Restate the whole listing exactly.

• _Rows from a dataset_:
• • • • •

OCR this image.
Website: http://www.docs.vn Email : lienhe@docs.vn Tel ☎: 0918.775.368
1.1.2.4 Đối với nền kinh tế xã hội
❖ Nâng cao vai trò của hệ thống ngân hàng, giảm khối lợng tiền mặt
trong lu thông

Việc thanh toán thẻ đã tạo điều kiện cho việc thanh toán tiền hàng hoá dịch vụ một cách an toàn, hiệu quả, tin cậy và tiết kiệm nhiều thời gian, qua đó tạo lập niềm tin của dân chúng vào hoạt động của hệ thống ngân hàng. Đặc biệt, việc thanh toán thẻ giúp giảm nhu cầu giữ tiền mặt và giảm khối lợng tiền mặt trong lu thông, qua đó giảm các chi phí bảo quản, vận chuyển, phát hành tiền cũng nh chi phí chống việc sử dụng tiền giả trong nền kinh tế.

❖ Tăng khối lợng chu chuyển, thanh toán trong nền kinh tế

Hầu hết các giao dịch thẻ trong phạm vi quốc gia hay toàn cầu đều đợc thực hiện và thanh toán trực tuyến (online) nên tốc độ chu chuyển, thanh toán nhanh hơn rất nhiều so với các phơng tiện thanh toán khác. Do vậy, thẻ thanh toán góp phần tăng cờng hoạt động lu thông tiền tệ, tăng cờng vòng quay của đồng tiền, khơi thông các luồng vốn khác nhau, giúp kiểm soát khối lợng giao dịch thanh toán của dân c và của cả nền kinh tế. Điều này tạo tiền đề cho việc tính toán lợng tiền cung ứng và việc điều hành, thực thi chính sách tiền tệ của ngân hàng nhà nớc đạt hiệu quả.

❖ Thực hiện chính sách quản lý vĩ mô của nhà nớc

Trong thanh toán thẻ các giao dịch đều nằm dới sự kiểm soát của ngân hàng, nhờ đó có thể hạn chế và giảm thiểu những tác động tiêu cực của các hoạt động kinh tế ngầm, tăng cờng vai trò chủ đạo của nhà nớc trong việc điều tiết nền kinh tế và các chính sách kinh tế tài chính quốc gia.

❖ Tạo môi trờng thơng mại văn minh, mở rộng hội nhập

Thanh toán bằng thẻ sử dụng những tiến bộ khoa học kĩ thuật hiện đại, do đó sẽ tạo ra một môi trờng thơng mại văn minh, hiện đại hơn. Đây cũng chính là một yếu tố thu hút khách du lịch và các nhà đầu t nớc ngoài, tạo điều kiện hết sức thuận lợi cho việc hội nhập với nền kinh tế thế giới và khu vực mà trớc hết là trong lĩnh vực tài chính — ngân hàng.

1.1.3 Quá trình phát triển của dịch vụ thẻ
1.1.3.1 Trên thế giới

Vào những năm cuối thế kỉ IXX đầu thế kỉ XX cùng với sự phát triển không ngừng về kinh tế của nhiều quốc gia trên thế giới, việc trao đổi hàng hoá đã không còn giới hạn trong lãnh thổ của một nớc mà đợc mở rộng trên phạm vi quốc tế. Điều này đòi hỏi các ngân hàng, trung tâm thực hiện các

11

• • • • •

• _Exercise response_:
OCR this image.
Website: http://www.docs.vn Email : lienhe@docs.vn Tel ☎: 0918.775.368
1.1.2.4 Đối với nền kinh tế xã hội
❖ Nâng cao vai trò của hệ thống ngân hàng, giảm khối lợng tiền mặt
trong lu thông

Việc thanh toán thẻ đã tạo điều kiện cho việc thanh toán tiền hàng hoá dịch vụ một cách an toàn, hiệu quả, tin cậy và tiết kiệm nhiều thời gian, qua đó tạo lập niềm tin của dân chúng vào hoạt động của hệ thống ngân hàng. Đặc biệt, việc thanh toán thẻ giúp giảm nhu cầu giữ tiền mặt và giảm khối lợng tiền mặt trong lu thông, qua đó giảm các chi phí bảo quản, vận chuyển, phát hành tiền cũng nh chi phí chống việc sử dụng tiền giả trong nền kinh tế.

❖ Tăng khối lợng chu chuyển, thanh toán trong nền kinh tế

Hầu hết các giao dịch thẻ trong phạm vi quốc gia hay toàn cầu đều đợc thực hiện và thanh toán trực tuyến (online) nên tốc độ chu chuyển, thanh toán nhanh hơn rất nhiều so với các phơng tiện thanh toán khác. Do vậy, thẻ thanh toán góp phần tăng cờng hoạt động lu thông tiền tệ, tăng cờng vòng quay của đồng tiền, khơi thông các luồng vốn khác nhau, giúp kiểm soát khối lợng giao dịch thanh toán của dân c và của cả nền kinh tế. Điều này tạo tiền đề cho việc tính toán lợng tiền cung ứng và việc điều hành, thực thi chính sách tiền tệ của ngân hàng nhà nớc đạt hiệu quả.

❖ Thực hiện chính sách quản lý vĩ mô của nhà nớc

Trong thanh toán thẻ các giao dịch đều nằm dới sự kiểm soát của ngân hàng, nhờ đó có thể hạn chế và giảm thiểu những tác động tiêu cực của các hoạt động kinh tế ngầm, tăng cờng vai trò chủ đạo của nhà nớc trong việc điều tiết nền kinh tế và các chính sách kinh tế tài chính quốc gia.

❖ Tạo môi trờng thơng mại văn minh, mở rộng hội nhập

Thanh toán bằng thẻ sử dụng những tiến bộ khoa học kĩ thuật hiện đại, do đó sẽ tạo ra một môi trờng thơng mại văn minh, hiện đại hơn. Đây cũng chính là một yếu tố thu hút khách du lịch và các nhà đầu t nớc ngoài, tạo điều kiện hết sức thuận lợi cho việc hội nhập với nền kinh tế thế giới và khu vực mà trớc hết là trong lĩnh vực tài chính — ngân hàng.

1.1.3 Quá trình phát triển của dịch vụ thẻ
1.1.3.1 Trên thế giới

Vào những năm cuối thế kỉ IXX đầu thế kỉ XX cùng với sự phát triển không ngừng về kinh tế của nhiều quốc gia trên thế giới, việc trao đổi hàng hoá đã không còn giới hạn trong lãnh thổ của một nớc mà đợc mở rộng trên phạm vi quốc tế. Điều này đòi hỏi các ngân hàng, trung tâm thực hiện các

11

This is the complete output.